Extracted records
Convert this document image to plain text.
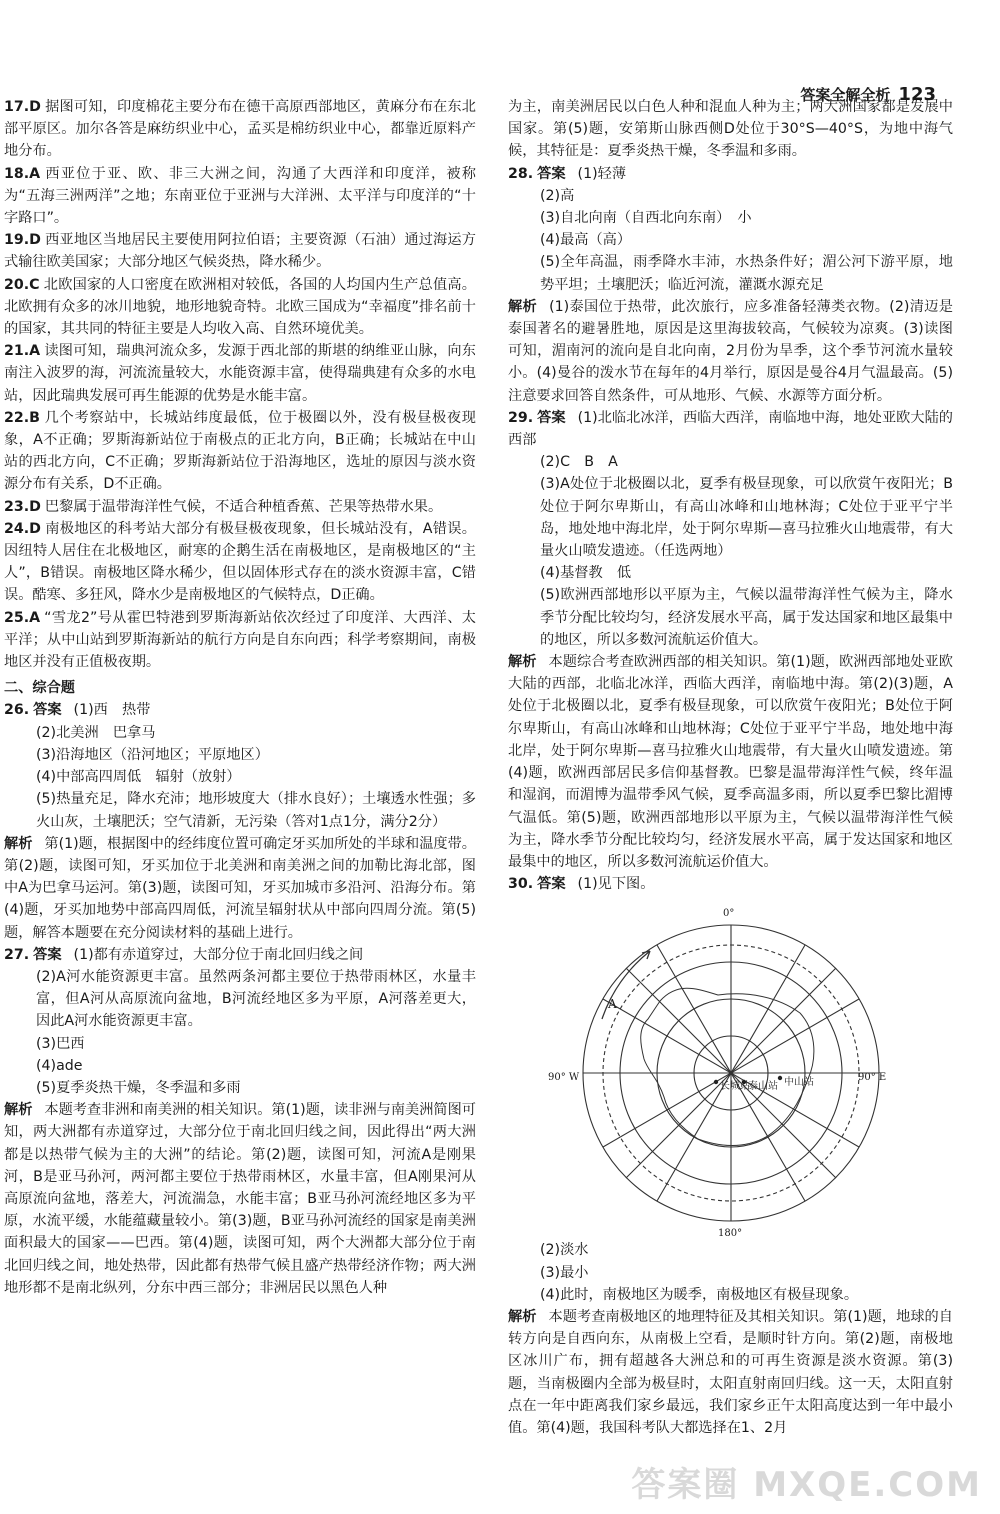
答案全解全析 123

17.D 据图可知，印度棉花主要分布在德干高原西部地区，黄麻分布在东北部平原区。加尔各答是麻纺织业中心，孟买是棉纺织业中心，都靠近原料产地分布。

18.A 西亚位于亚、欧、非三大洲之间，沟通了大西洋和印度洋，被称为“五海三洲两洋”之地；东南亚位于亚洲与大洋洲、太平洋与印度洋的“十字路口”。

19.D 西亚地区当地居民主要使用阿拉伯语；主要资源（石油）通过海运方式输往欧美国家；大部分地区气候炎热，降水稀少。

20.C 北欧国家的人口密度在欧洲相对较低，各国的人均国内生产总值高。北欧拥有众多的冰川地貌，地形地貌奇特。北欧三国成为“幸福度”排名前十的国家，其共同的特征主要是人均收入高、自然环境优美。

21.A 读图可知，瑞典河流众多，发源于西北部的斯堪的纳维亚山脉，向东南注入波罗的海，河流流量较大，水能资源丰富，使得瑞典建有众多的水电站，因此瑞典发展可再生能源的优势是水能丰富。

22.B 几个考察站中，长城站纬度最低，位于极圈以外，没有极昼极夜现象，A不正确；罗斯海新站位于南极点的正北方向，B正确；长城站在中山站的西北方向，C不正确；罗斯海新站位于沿海地区，选址的原因与淡水资源分布有关系，D不正确。

23.D 巴黎属于温带海洋性气候，不适合种植香蕉、芒果等热带水果。

24.D 南极地区的科考站大部分有极昼极夜现象，但长城站没有，A错误。因纽特人居住在北极地区，耐寒的企鹅生活在南极地区，是南极地区的“主人”，B错误。南极地区降水稀少，但以固体形式存在的淡水资源丰富，C错误。酷寒、多狂风，降水少是南极地区的气候特点，D正确。

25.A “雪龙2”号从霍巴特港到罗斯海新站依次经过了印度洋、大西洋、太平洋；从中山站到罗斯海新站的航行方向是自东向西；科学考察期间，南极地区并没有正值极夜期。

二、综合题

26. 答案 (1)西　热带

(2)北美洲　巴拿马

(3)沿海地区（沿河地区；平原地区）

(4)中部高四周低　辐射（放射）

(5)热量充足，降水充沛；地形坡度大（排水良好）；土壤透水性强；多火山灰，土壤肥沃；空气清新，无污染（答对1点1分，满分2分）

解析 第(1)题，根据图中的经纬度位置可确定牙买加所处的半球和温度带。第(2)题，读图可知，牙买加位于北美洲和南美洲之间的加勒比海北部，图中A为巴拿马运河。第(3)题，读图可知，牙买加城市多沿河、沿海分布。第(4)题，牙买加地势中部高四周低，河流呈辐射状从中部向四周分流。第(5)题，解答本题要在充分阅读材料的基础上进行。

27. 答案 (1)都有赤道穿过，大部分位于南北回归线之间

(2)A河水能资源更丰富。虽然两条河都主要位于热带雨林区，水量丰富，但A河从高原流向盆地，B河流经地区多为平原，A河落差更大，因此A河水能资源更丰富。

(3)巴西

(4)ade

(5)夏季炎热干燥，冬季温和多雨

解析 本题考查非洲和南美洲的相关知识。第(1)题，读非洲与南美洲简图可知，两大洲都有赤道穿过，大部分位于南北回归线之间，因此得出“两大洲都是以热带气候为主的大洲”的结论。第(2)题，读图可知，河流A是刚果河，B是亚马孙河，两河都主要位于热带雨林区，水量丰富，但A刚果河从高原流向盆地，落差大，河流湍急，水能丰富；B亚马孙河流经地区多为平原，水流平缓，水能蕴藏量较小。第(3)题，B亚马孙河流经的国家是南美洲面积最大的国家——巴西。第(4)题，读图可知，两个大洲都大部分位于南北回归线之间，地处热带，因此都有热带气候且盛产热带经济作物；两大洲地形都不是南北纵列，分东中西三部分；非洲居民以黑色人种

为主，南美洲居民以白色人种和混血人种为主；两大洲国家都是发展中国家。第(5)题，安第斯山脉西侧D处位于30°S—40°S，为地中海气候，其特征是：夏季炎热干燥，冬季温和多雨。

28. 答案 (1)轻薄

(2)高

(3)自北向南（自西北向东南）　小

(4)最高（高）

(5)全年高温，雨季降水丰沛，水热条件好；湄公河下游平原，地势平坦；土壤肥沃；临近河流，灌溉水源充足

解析 (1)泰国位于热带，此次旅行，应多准备轻薄类衣物。(2)清迈是泰国著名的避暑胜地，原因是这里海拔较高，气候较为凉爽。(3)读图可知，湄南河的流向是自北向南，2月份为旱季，这个季节河流水量较小。(4)曼谷的泼水节在每年的4月举行，原因是曼谷4月气温最高。(5)注意要求回答自然条件，可从地形、气候、水源等方面分析。

29. 答案 (1)北临北冰洋，西临大西洋，南临地中海，地处亚欧大陆的西部

(2)C　B　A

(3)A处位于北极圈以北，夏季有极昼现象，可以欣赏午夜阳光；B处位于阿尔卑斯山，有高山冰峰和山地林海；C处位于亚平宁半岛，地处地中海北岸，处于阿尔卑斯—喜马拉雅火山地震带，有大量火山喷发遗迹。（任选两地）

(4)基督教　低

(5)欧洲西部地形以平原为主，气候以温带海洋性气候为主，降水季节分配比较均匀，经济发展水平高，属于发达国家和地区最集中的地区，所以多数河流航运价值大。

解析 本题综合考查欧洲西部的相关知识。第(1)题，欧洲西部地处亚欧大陆的西部，北临北冰洋，西临大西洋，南临地中海。第(2)(3)题，A处位于北极圈以北，夏季有极昼现象，可以欣赏午夜阳光；B处位于阿尔卑斯山，有高山冰峰和山地林海；C处位于亚平宁半岛，地处地中海北岸，处于阿尔卑斯—喜马拉雅火山地震带，有大量火山喷发遗迹。第(4)题，欧洲西部居民多信仰基督教。巴黎是温带海洋性气候，终年温和湿润，而湄博为温带季风气候，夏季高温多雨，所以夏季巴黎比湄博气温低。第(5)题，欧洲西部地形以平原为主，气候以温带海洋性气候为主，降水季节分配比较均匀，经济发展水平高，属于发达国家和地区最集中的地区，所以多数河流航运价值大。

30. 答案 (1)见下图。

0°
180°
90° W	90° E
A
长城站
泰山站 中山站

(2)淡水

(3)最小

(4)此时，南极地区为暖季，南极地区有极昼现象。

解析 本题考查南极地区的地理特征及其相关知识。第(1)题，地球的自转方向是自西向东，从南极上空看，是顺时针方向。第(2)题，南极地区冰川广布，拥有超越各大洲总和的可再生资源是淡水资源。第(3)题，当南极圈内全部为极昼时，太阳直射南回归线。这一天，太阳直射点在一年中距离我们家乡最远，我们家乡正午太阳高度达到一年中最小值。第(4)题，我国科考队大都选择在1、2月

答案圈 MXQE.COM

◆ WHAT YOU WILL DO: Return every line from the records above that holds the word "北临北冰洋".

◆ COMPLETED TASK:
29. 答案 (1)北临北冰洋，西临大西洋，南临地中海，地处亚欧大陆的西部
解析 本题综合考查欧洲西部的相关知识。第(1)题，欧洲西部地处亚欧大陆的西部，北临北冰洋，西临大西洋，南临地中海。第(2)(3)题，A处位于北极圈以北，夏季有极昼现象，可以欣赏午夜阳光；B处位于阿尔卑斯山，有高山冰峰和山地林海；C处位于亚平宁半岛，地处地中海北岸，处于阿尔卑斯—喜马拉雅火山地震带，有大量火山喷发遗迹。第(4)题，欧洲西部居民多信仰基督教。巴黎是温带海洋性气候，终年温和湿润，而湄博为温带季风气候，夏季高温多雨，所以夏季巴黎比湄博气温低。第(5)题，欧洲西部地形以平原为主，气候以温带海洋性气候为主，降水季节分配比较均匀，经济发展水平高，属于发达国家和地区最集中的地区，所以多数河流航运价值大。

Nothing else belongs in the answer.